-- Work required --
Would you return the complete listing below word for word?

start

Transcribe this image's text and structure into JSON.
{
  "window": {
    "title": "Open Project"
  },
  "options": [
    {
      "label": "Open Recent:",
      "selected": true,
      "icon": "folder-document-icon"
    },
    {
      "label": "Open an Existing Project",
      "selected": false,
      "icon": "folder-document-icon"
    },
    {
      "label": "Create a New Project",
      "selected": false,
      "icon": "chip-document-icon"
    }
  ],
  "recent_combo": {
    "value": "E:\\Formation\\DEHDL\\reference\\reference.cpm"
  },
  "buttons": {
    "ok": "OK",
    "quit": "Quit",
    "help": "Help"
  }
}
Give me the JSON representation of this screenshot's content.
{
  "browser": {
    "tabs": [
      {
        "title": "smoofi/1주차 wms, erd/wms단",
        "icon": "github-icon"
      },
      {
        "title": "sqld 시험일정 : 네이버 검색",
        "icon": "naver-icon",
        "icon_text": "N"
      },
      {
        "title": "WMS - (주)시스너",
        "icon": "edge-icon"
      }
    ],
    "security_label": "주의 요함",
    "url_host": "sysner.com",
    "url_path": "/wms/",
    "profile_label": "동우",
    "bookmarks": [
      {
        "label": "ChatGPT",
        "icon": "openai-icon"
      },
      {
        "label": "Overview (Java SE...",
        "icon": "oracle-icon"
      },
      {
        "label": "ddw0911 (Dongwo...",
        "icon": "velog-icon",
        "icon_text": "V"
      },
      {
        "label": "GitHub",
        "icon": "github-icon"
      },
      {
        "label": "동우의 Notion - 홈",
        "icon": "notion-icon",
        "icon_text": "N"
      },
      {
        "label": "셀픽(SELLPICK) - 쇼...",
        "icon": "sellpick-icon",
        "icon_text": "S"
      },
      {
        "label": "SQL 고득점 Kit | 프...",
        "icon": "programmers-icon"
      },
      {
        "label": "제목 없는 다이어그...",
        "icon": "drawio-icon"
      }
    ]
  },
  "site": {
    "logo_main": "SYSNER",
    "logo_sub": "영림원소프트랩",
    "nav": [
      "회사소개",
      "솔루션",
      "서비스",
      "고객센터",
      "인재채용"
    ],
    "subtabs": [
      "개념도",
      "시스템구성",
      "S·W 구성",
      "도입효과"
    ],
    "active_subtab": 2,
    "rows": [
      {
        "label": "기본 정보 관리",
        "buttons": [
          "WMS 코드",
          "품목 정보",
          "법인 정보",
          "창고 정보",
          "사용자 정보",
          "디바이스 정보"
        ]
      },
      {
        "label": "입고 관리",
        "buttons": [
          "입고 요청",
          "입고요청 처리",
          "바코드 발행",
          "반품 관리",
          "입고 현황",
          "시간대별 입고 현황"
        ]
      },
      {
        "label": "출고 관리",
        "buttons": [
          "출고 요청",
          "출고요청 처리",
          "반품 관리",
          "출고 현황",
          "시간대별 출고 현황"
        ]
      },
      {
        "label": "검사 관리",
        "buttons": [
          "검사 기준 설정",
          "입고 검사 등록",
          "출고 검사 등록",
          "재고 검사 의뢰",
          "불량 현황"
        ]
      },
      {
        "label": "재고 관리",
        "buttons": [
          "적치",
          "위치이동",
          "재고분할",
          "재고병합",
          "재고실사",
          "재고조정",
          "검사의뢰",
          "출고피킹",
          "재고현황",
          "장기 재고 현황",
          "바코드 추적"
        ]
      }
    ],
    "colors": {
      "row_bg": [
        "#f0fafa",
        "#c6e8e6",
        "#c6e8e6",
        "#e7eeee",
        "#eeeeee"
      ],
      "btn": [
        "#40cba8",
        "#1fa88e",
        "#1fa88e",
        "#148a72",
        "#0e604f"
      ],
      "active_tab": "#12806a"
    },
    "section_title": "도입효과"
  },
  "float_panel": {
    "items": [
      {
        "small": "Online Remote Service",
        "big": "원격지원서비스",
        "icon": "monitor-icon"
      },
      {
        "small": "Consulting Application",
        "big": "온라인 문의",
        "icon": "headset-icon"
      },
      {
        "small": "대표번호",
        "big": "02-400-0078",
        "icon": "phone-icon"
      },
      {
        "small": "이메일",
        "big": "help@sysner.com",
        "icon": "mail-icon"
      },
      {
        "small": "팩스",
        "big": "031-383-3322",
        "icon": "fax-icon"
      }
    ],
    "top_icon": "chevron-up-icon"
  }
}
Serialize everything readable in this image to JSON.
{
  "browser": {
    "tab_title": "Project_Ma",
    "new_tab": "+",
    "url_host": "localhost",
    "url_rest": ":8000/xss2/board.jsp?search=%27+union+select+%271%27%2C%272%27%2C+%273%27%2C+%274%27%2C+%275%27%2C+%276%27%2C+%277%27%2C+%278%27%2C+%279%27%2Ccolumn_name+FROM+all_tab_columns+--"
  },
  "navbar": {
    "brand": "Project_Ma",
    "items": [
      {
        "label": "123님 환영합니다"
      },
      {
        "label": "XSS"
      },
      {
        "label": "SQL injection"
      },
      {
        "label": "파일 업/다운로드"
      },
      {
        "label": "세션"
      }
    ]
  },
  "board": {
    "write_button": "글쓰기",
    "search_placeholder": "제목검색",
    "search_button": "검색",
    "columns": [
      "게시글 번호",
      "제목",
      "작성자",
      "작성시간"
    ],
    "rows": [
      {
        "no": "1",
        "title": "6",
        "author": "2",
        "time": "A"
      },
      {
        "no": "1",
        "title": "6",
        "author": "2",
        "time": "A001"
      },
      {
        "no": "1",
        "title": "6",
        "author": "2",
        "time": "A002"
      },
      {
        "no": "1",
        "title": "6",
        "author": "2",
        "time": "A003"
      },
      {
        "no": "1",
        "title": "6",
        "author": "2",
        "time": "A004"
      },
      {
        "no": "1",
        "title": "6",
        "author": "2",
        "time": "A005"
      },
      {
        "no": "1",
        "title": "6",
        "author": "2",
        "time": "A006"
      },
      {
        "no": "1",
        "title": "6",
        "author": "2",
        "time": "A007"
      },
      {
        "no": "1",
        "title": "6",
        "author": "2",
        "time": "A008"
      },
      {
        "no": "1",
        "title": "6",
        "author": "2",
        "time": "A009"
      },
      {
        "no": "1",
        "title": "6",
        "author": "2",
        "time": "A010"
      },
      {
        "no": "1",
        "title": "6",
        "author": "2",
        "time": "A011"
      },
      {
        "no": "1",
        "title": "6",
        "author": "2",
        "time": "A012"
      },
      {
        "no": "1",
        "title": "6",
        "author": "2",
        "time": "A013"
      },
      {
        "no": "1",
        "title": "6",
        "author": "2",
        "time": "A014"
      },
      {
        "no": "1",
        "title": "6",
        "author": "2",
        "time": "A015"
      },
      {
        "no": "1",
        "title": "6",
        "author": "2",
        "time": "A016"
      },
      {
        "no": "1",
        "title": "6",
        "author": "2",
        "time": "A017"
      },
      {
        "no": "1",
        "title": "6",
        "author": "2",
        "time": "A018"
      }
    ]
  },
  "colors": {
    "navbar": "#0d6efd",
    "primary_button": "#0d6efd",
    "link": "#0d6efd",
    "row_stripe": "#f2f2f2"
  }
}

end

-- Solution --
Transcribe this image's text and structure into JSON.
{
  "window": {
    "title": "Open Project"
  },
  "options": [
    {
      "label": "Open Recent:",
      "selected": true,
      "icon": "folder-document-icon"
    },
    {
      "label": "Open an Existing Project",
      "selected": false,
      "icon": "folder-document-icon"
    },
    {
      "label": "Create a New Project",
      "selected": false,
      "icon": "chip-document-icon"
    }
  ],
  "recent_combo": {
    "value": "E:\\Formation\\DEHDL\\reference\\reference.cpm"
  },
  "buttons": {
    "ok": "OK",
    "quit": "Quit",
    "help": "Help"
  }
}
Give me the JSON representation of this screenshot's content.
{
  "browser": {
    "tabs": [
      {
        "title": "smoofi/1주차 wms, erd/wms단",
        "icon": "github-icon"
      },
      {
        "title": "sqld 시험일정 : 네이버 검색",
        "icon": "naver-icon",
        "icon_text": "N"
      },
      {
        "title": "WMS - (주)시스너",
        "icon": "edge-icon"
      }
    ],
    "security_label": "주의 요함",
    "url_host": "sysner.com",
    "url_path": "/wms/",
    "profile_label": "동우",
    "bookmarks": [
      {
        "label": "ChatGPT",
        "icon": "openai-icon"
      },
      {
        "label": "Overview (Java SE...",
        "icon": "oracle-icon"
      },
      {
        "label": "ddw0911 (Dongwo...",
        "icon": "velog-icon",
        "icon_text": "V"
      },
      {
        "label": "GitHub",
        "icon": "github-icon"
      },
      {
        "label": "동우의 Notion - 홈",
        "icon": "notion-icon",
        "icon_text": "N"
      },
      {
        "label": "셀픽(SELLPICK) - 쇼...",
        "icon": "sellpick-icon",
        "icon_text": "S"
      },
      {
        "label": "SQL 고득점 Kit | 프...",
        "icon": "programmers-icon"
      },
      {
        "label": "제목 없는 다이어그...",
        "icon": "drawio-icon"
      }
    ]
  },
  "site": {
    "logo_main": "SYSNER",
    "logo_sub": "영림원소프트랩",
    "nav": [
      "회사소개",
      "솔루션",
      "서비스",
      "고객센터",
      "인재채용"
    ],
    "subtabs": [
      "개념도",
      "시스템구성",
      "S·W 구성",
      "도입효과"
    ],
    "active_subtab": 2,
    "rows": [
      {
        "label": "기본 정보 관리",
        "buttons": [
          "WMS 코드",
          "품목 정보",
          "법인 정보",
          "창고 정보",
          "사용자 정보",
          "디바이스 정보"
        ]
      },
      {
        "label": "입고 관리",
        "buttons": [
          "입고 요청",
          "입고요청 처리",
          "바코드 발행",
          "반품 관리",
          "입고 현황",
          "시간대별 입고 현황"
        ]
      },
      {
        "label": "출고 관리",
        "buttons": [
          "출고 요청",
          "출고요청 처리",
          "반품 관리",
          "출고 현황",
          "시간대별 출고 현황"
        ]
      },
      {
        "label": "검사 관리",
        "buttons": [
          "검사 기준 설정",
          "입고 검사 등록",
          "출고 검사 등록",
          "재고 검사 의뢰",
          "불량 현황"
        ]
      },
      {
        "label": "재고 관리",
        "buttons": [
          "적치",
          "위치이동",
          "재고분할",
          "재고병합",
          "재고실사",
          "재고조정",
          "검사의뢰",
          "출고피킹",
          "재고현황",
          "장기 재고 현황",
          "바코드 추적"
        ]
      }
    ],
    "colors": {
      "row_bg": [
        "#f0fafa",
        "#c6e8e6",
        "#c6e8e6",
        "#e7eeee",
        "#eeeeee"
      ],
      "btn": [
        "#40cba8",
        "#1fa88e",
        "#1fa88e",
        "#148a72",
        "#0e604f"
      ],
      "active_tab": "#12806a"
    },
    "section_title": "도입효과"
  },
  "float_panel": {
    "items": [
      {
        "small": "Online Remote Service",
        "big": "원격지원서비스",
        "icon": "monitor-icon"
      },
      {
        "small": "Consulting Application",
        "big": "온라인 문의",
        "icon": "headset-icon"
      },
      {
        "small": "대표번호",
        "big": "02-400-0078",
        "icon": "phone-icon"
      },
      {
        "small": "이메일",
        "big": "help@sysner.com",
        "icon": "mail-icon"
      },
      {
        "small": "팩스",
        "big": "031-383-3322",
        "icon": "fax-icon"
      }
    ],
    "top_icon": "chevron-up-icon"
  }
}
Serialize everything readable in this image to JSON.
{
  "browser": {
    "tab_title": "Project_Ma",
    "new_tab": "+",
    "url_host": "localhost",
    "url_rest": ":8000/xss2/board.jsp?search=%27+union+select+%271%27%2C%272%27%2C+%273%27%2C+%274%27%2C+%275%27%2C+%276%27%2C+%277%27%2C+%278%27%2C+%279%27%2Ccolumn_name+FROM+all_tab_columns+--"
  },
  "navbar": {
    "brand": "Project_Ma",
    "items": [
      {
        "label": "123님 환영합니다"
      },
      {
        "label": "XSS"
      },
      {
        "label": "SQL injection"
      },
      {
        "label": "파일 업/다운로드"
      },
      {
        "label": "세션"
      }
    ]
  },
  "board": {
    "write_button": "글쓰기",
    "search_placeholder": "제목검색",
    "search_button": "검색",
    "columns": [
      "게시글 번호",
      "제목",
      "작성자",
      "작성시간"
    ],
    "rows": [
      {
        "no": "1",
        "title": "6",
        "author": "2",
        "time": "A"
      },
      {
        "no": "1",
        "title": "6",
        "author": "2",
        "time": "A001"
      },
      {
        "no": "1",
        "title": "6",
        "author": "2",
        "time": "A002"
      },
      {
        "no": "1",
        "title": "6",
        "author": "2",
        "time": "A003"
      },
      {
        "no": "1",
        "title": "6",
        "author": "2",
        "time": "A004"
      },
      {
        "no": "1",
        "title": "6",
        "author": "2",
        "time": "A005"
      },
      {
        "no": "1",
        "title": "6",
        "author": "2",
        "time": "A006"
      },
      {
        "no": "1",
        "title": "6",
        "author": "2",
        "time": "A007"
      },
      {
        "no": "1",
        "title": "6",
        "author": "2",
        "time": "A008"
      },
      {
        "no": "1",
        "title": "6",
        "author": "2",
        "time": "A009"
      },
      {
        "no": "1",
        "title": "6",
        "author": "2",
        "time": "A010"
      },
      {
        "no": "1",
        "title": "6",
        "author": "2",
        "time": "A011"
      },
      {
        "no": "1",
        "title": "6",
        "author": "2",
        "time": "A012"
      },
      {
        "no": "1",
        "title": "6",
        "author": "2",
        "time": "A013"
      },
      {
        "no": "1",
        "title": "6",
        "author": "2",
        "time": "A014"
      },
      {
        "no": "1",
        "title": "6",
        "author": "2",
        "time": "A015"
      },
      {
        "no": "1",
        "title": "6",
        "author": "2",
        "time": "A016"
      },
      {
        "no": "1",
        "title": "6",
        "author": "2",
        "time": "A017"
      },
      {
        "no": "1",
        "title": "6",
        "author": "2",
        "time": "A018"
      }
    ]
  },
  "colors": {
    "navbar": "#0d6efd",
    "primary_button": "#0d6efd",
    "link": "#0d6efd",
    "row_stripe": "#f2f2f2"
  }
}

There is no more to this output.